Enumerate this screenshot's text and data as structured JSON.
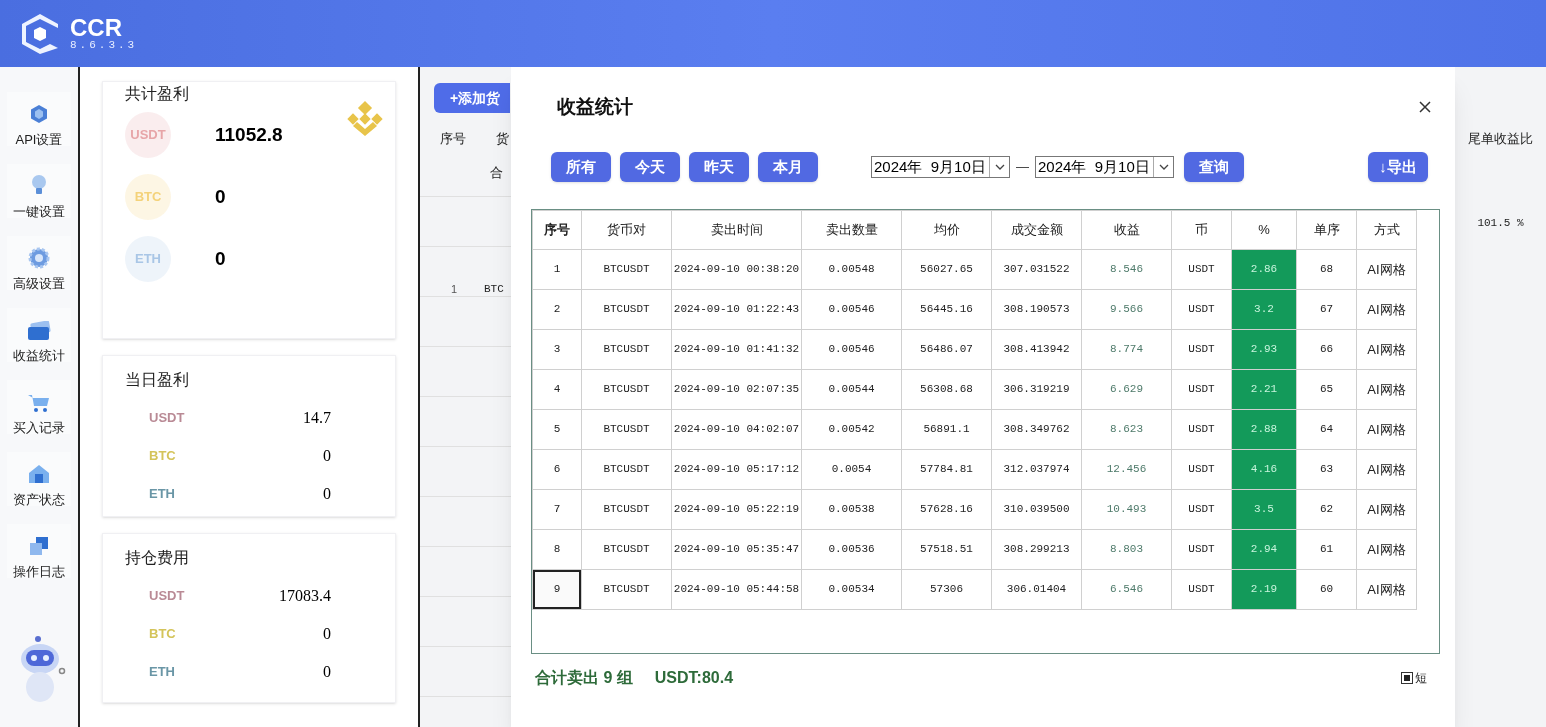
{
  "app": {
    "name": "CCR",
    "version": "8.6.3.3"
  },
  "sidebar": {
    "items": [
      {
        "label": "API设置"
      },
      {
        "label": "一键设置"
      },
      {
        "label": "高级设置"
      },
      {
        "label": "收益统计"
      },
      {
        "label": "买入记录"
      },
      {
        "label": "资产状态"
      },
      {
        "label": "操作日志"
      }
    ]
  },
  "summary": {
    "total": {
      "title": "共计盈利",
      "rows": [
        {
          "coin": "USDT",
          "value": "11052.8",
          "color": "#e7a5a8"
        },
        {
          "coin": "BTC",
          "value": "0",
          "color": "#f4d27a"
        },
        {
          "coin": "ETH",
          "value": "0",
          "color": "#a9c6e6"
        }
      ]
    },
    "today": {
      "title": "当日盈利",
      "rows": [
        {
          "coin": "USDT",
          "value": "14.7",
          "color": "#b98a95"
        },
        {
          "coin": "BTC",
          "value": "0",
          "color": "#d4c45a"
        },
        {
          "coin": "ETH",
          "value": "0",
          "color": "#6a96a6"
        }
      ]
    },
    "holding": {
      "title": "持仓费用",
      "rows": [
        {
          "coin": "USDT",
          "value": "17083.4",
          "color": "#b98a95"
        },
        {
          "coin": "BTC",
          "value": "0",
          "color": "#d4c45a"
        },
        {
          "coin": "ETH",
          "value": "0",
          "color": "#6a96a6"
        }
      ]
    }
  },
  "background_table": {
    "add_button": "+添加货",
    "columns": [
      "序号",
      "货"
    ],
    "cell_partial": "合",
    "row": [
      "1",
      "BTC"
    ],
    "right_column": "尾单收益比",
    "right_value": "101.5 %"
  },
  "dialog": {
    "title": "收益统计",
    "filters": [
      {
        "label": "所有"
      },
      {
        "label": "今天"
      },
      {
        "label": "昨天"
      },
      {
        "label": "本月"
      }
    ],
    "date_from": "2024年  9月10日",
    "date_separator": "—",
    "date_to": "2024年  9月10日",
    "query_button": "查询",
    "export_button": "↓导出",
    "columns": [
      "序号",
      "货币对",
      "卖出时间",
      "卖出数量",
      "均价",
      "成交金额",
      "收益",
      "币",
      "%",
      "单序",
      "方式"
    ],
    "rows": [
      {
        "cells": [
          "1",
          "BTCUSDT",
          "2024-09-10 00:38:20",
          "0.00548",
          "56027.65",
          "307.031522",
          "8.546",
          "USDT",
          "2.86",
          "68",
          "AI网格"
        ],
        "selected": false
      },
      {
        "cells": [
          "2",
          "BTCUSDT",
          "2024-09-10 01:22:43",
          "0.00546",
          "56445.16",
          "308.190573",
          "9.566",
          "USDT",
          "3.2",
          "67",
          "AI网格"
        ],
        "selected": false
      },
      {
        "cells": [
          "3",
          "BTCUSDT",
          "2024-09-10 01:41:32",
          "0.00546",
          "56486.07",
          "308.413942",
          "8.774",
          "USDT",
          "2.93",
          "66",
          "AI网格"
        ],
        "selected": false
      },
      {
        "cells": [
          "4",
          "BTCUSDT",
          "2024-09-10 02:07:35",
          "0.00544",
          "56308.68",
          "306.319219",
          "6.629",
          "USDT",
          "2.21",
          "65",
          "AI网格"
        ],
        "selected": false
      },
      {
        "cells": [
          "5",
          "BTCUSDT",
          "2024-09-10 04:02:07",
          "0.00542",
          "56891.1",
          "308.349762",
          "8.623",
          "USDT",
          "2.88",
          "64",
          "AI网格"
        ],
        "selected": false
      },
      {
        "cells": [
          "6",
          "BTCUSDT",
          "2024-09-10 05:17:12",
          "0.0054",
          "57784.81",
          "312.037974",
          "12.456",
          "USDT",
          "4.16",
          "63",
          "AI网格"
        ],
        "selected": false
      },
      {
        "cells": [
          "7",
          "BTCUSDT",
          "2024-09-10 05:22:19",
          "0.00538",
          "57628.16",
          "310.039500",
          "10.493",
          "USDT",
          "3.5",
          "62",
          "AI网格"
        ],
        "selected": false
      },
      {
        "cells": [
          "8",
          "BTCUSDT",
          "2024-09-10 05:35:47",
          "0.00536",
          "57518.51",
          "308.299213",
          "8.803",
          "USDT",
          "2.94",
          "61",
          "AI网格"
        ],
        "selected": false
      },
      {
        "cells": [
          "9",
          "BTCUSDT",
          "2024-09-10 05:44:58",
          "0.00534",
          "57306",
          "306.01404",
          "6.546",
          "USDT",
          "2.19",
          "60",
          "AI网格"
        ],
        "selected": true
      }
    ],
    "footer": {
      "count": "合计卖出 9 组",
      "total": "USDT:80.4"
    },
    "checkbox": {
      "label": "短",
      "checked": true
    }
  }
}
•••
= Stated task =
Repeat the listing verbatim. Skip the pictures.

= Response for this exercise =
Enumerate this screenshot's text and data as structured JSON.
{
  "app": {
    "name": "CCR",
    "version": "8.6.3.3"
  },
  "sidebar": {
    "items": [
      {
        "label": "API设置"
      },
      {
        "label": "一键设置"
      },
      {
        "label": "高级设置"
      },
      {
        "label": "收益统计"
      },
      {
        "label": "买入记录"
      },
      {
        "label": "资产状态"
      },
      {
        "label": "操作日志"
      }
    ]
  },
  "summary": {
    "total": {
      "title": "共计盈利",
      "rows": [
        {
          "coin": "USDT",
          "value": "11052.8",
          "color": "#e7a5a8"
        },
        {
          "coin": "BTC",
          "value": "0",
          "color": "#f4d27a"
        },
        {
          "coin": "ETH",
          "value": "0",
          "color": "#a9c6e6"
        }
      ]
    },
    "today": {
      "title": "当日盈利",
      "rows": [
        {
          "coin": "USDT",
          "value": "14.7",
          "color": "#b98a95"
        },
        {
          "coin": "BTC",
          "value": "0",
          "color": "#d4c45a"
        },
        {
          "coin": "ETH",
          "value": "0",
          "color": "#6a96a6"
        }
      ]
    },
    "holding": {
      "title": "持仓费用",
      "rows": [
        {
          "coin": "USDT",
          "value": "17083.4",
          "color": "#b98a95"
        },
        {
          "coin": "BTC",
          "value": "0",
          "color": "#d4c45a"
        },
        {
          "coin": "ETH",
          "value": "0",
          "color": "#6a96a6"
        }
      ]
    }
  },
  "background_table": {
    "add_button": "+添加货",
    "columns": [
      "序号",
      "货"
    ],
    "cell_partial": "合",
    "row": [
      "1",
      "BTC"
    ],
    "right_column": "尾单收益比",
    "right_value": "101.5 %"
  },
  "dialog": {
    "title": "收益统计",
    "filters": [
      {
        "label": "所有"
      },
      {
        "label": "今天"
      },
      {
        "label": "昨天"
      },
      {
        "label": "本月"
      }
    ],
    "date_from": "2024年  9月10日",
    "date_separator": "—",
    "date_to": "2024年  9月10日",
    "query_button": "查询",
    "export_button": "↓导出",
    "columns": [
      "序号",
      "货币对",
      "卖出时间",
      "卖出数量",
      "均价",
      "成交金额",
      "收益",
      "币",
      "%",
      "单序",
      "方式"
    ],
    "rows": [
      {
        "cells": [
          "1",
          "BTCUSDT",
          "2024-09-10 00:38:20",
          "0.00548",
          "56027.65",
          "307.031522",
          "8.546",
          "USDT",
          "2.86",
          "68",
          "AI网格"
        ],
        "selected": false
      },
      {
        "cells": [
          "2",
          "BTCUSDT",
          "2024-09-10 01:22:43",
          "0.00546",
          "56445.16",
          "308.190573",
          "9.566",
          "USDT",
          "3.2",
          "67",
          "AI网格"
        ],
        "selected": false
      },
      {
        "cells": [
          "3",
          "BTCUSDT",
          "2024-09-10 01:41:32",
          "0.00546",
          "56486.07",
          "308.413942",
          "8.774",
          "USDT",
          "2.93",
          "66",
          "AI网格"
        ],
        "selected": false
      },
      {
        "cells": [
          "4",
          "BTCUSDT",
          "2024-09-10 02:07:35",
          "0.00544",
          "56308.68",
          "306.319219",
          "6.629",
          "USDT",
          "2.21",
          "65",
          "AI网格"
        ],
        "selected": false
      },
      {
        "cells": [
          "5",
          "BTCUSDT",
          "2024-09-10 04:02:07",
          "0.00542",
          "56891.1",
          "308.349762",
          "8.623",
          "USDT",
          "2.88",
          "64",
          "AI网格"
        ],
        "selected": false
      },
      {
        "cells": [
          "6",
          "BTCUSDT",
          "2024-09-10 05:17:12",
          "0.0054",
          "57784.81",
          "312.037974",
          "12.456",
          "USDT",
          "4.16",
          "63",
          "AI网格"
        ],
        "selected": false
      },
      {
        "cells": [
          "7",
          "BTCUSDT",
          "2024-09-10 05:22:19",
          "0.00538",
          "57628.16",
          "310.039500",
          "10.493",
          "USDT",
          "3.5",
          "62",
          "AI网格"
        ],
        "selected": false
      },
      {
        "cells": [
          "8",
          "BTCUSDT",
          "2024-09-10 05:35:47",
          "0.00536",
          "57518.51",
          "308.299213",
          "8.803",
          "USDT",
          "2.94",
          "61",
          "AI网格"
        ],
        "selected": false
      },
      {
        "cells": [
          "9",
          "BTCUSDT",
          "2024-09-10 05:44:58",
          "0.00534",
          "57306",
          "306.01404",
          "6.546",
          "USDT",
          "2.19",
          "60",
          "AI网格"
        ],
        "selected": true
      }
    ],
    "footer": {
      "count": "合计卖出 9 组",
      "total": "USDT:80.4"
    },
    "checkbox": {
      "label": "短",
      "checked": true
    }
  }
}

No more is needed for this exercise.